*Passage to read*.
Definitely the Lexapro. I'm on Effexor and since then have had very literal and vivid dreams, and sometimes lucid dreams. Also sleep paralysis - if that happens to you, try not to panic; it will pass.
posted by IndigoRain at 8:03 PM on June 4, 2011


This happens to me sometimes now, but it happened with alarming frequency at a certain point in college. I believe that the stress, sleep-deprivation, and exhaustion I had was the reason, and I bet the exhaustion you've got is a contributing factor. Any way you can do some kind of stress-relieving activity before bed? Meditation or something along those lines? Might help.
posted by studioaudience at 8:09 PM on June 4, 2011


If the exhaustion predates the Lexapro and you're technically getting enough sleep each night, check into getting a sleep study done. Good luck.

(And hmm, most of the people I've heard say "Oh yes, I hate when [I confuse a dream with reality]!" mean "...for an instant or so!")
posted by wintersweet at 9:09 PM on June 4, 2011


It's very likely a cause of the medication. I had very vivid and disturbing dreams the whole time I was on Lexapro, and they stopped once I stopped taking it. And it looks like you're not the only one who's suffered from muddled recall with Lexapro.

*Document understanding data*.

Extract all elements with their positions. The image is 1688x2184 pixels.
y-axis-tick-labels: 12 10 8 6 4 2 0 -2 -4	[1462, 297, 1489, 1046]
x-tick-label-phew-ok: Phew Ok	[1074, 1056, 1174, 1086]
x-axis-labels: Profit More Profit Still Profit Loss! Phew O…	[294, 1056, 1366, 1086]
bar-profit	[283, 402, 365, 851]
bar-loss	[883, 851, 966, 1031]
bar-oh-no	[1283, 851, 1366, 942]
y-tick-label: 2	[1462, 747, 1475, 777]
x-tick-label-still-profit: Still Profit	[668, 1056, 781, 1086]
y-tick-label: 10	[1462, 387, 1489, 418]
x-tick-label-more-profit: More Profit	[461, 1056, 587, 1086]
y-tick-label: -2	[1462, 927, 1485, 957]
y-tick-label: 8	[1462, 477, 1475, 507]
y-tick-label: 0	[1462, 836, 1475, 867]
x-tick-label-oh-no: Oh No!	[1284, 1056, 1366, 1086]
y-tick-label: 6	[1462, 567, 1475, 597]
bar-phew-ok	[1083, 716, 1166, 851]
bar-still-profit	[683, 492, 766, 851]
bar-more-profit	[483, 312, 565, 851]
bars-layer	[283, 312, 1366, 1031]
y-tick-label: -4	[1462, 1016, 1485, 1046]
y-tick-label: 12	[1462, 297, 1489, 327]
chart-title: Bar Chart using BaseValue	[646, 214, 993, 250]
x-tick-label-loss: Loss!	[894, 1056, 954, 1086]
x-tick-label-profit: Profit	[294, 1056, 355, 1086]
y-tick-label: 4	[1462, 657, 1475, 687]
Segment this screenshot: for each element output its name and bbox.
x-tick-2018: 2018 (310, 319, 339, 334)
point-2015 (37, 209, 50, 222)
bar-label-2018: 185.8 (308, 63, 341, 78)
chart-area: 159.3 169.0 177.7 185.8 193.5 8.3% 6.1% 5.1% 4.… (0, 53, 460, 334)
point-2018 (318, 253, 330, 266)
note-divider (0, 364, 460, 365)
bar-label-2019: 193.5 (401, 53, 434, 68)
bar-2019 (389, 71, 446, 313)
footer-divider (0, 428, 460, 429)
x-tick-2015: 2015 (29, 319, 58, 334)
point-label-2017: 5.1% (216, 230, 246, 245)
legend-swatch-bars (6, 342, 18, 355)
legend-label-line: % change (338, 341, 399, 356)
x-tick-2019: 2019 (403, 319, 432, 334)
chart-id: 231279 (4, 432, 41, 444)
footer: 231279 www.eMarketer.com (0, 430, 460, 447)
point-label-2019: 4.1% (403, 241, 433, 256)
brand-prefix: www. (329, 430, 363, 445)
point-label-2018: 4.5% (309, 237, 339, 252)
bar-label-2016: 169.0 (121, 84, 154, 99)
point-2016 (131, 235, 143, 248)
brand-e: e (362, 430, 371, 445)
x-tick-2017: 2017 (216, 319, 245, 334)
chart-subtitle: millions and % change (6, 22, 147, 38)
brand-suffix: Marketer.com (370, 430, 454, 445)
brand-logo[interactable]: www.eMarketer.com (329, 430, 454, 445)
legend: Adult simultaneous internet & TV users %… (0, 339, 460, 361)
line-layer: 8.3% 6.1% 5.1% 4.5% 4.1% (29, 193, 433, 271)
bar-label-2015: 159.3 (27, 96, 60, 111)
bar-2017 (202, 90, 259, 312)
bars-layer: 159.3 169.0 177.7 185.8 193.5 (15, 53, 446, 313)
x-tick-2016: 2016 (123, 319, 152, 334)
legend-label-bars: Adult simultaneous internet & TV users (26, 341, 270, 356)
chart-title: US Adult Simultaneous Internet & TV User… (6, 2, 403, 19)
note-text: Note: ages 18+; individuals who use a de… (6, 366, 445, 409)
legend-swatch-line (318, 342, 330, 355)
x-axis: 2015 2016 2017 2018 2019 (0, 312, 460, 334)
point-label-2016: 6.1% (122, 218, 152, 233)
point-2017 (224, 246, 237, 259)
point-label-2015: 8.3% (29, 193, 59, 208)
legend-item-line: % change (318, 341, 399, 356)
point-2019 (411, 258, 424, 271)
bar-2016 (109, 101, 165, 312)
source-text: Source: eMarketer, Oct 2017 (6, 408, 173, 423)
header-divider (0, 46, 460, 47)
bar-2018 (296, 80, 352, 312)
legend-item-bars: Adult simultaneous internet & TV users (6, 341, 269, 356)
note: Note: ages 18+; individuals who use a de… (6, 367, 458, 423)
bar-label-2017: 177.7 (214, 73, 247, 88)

*Your instructions*.
In the forum replies about medication and vivid dreams, which drug does IndigoRain say they are currently taking?

*Written response*.
Effexor.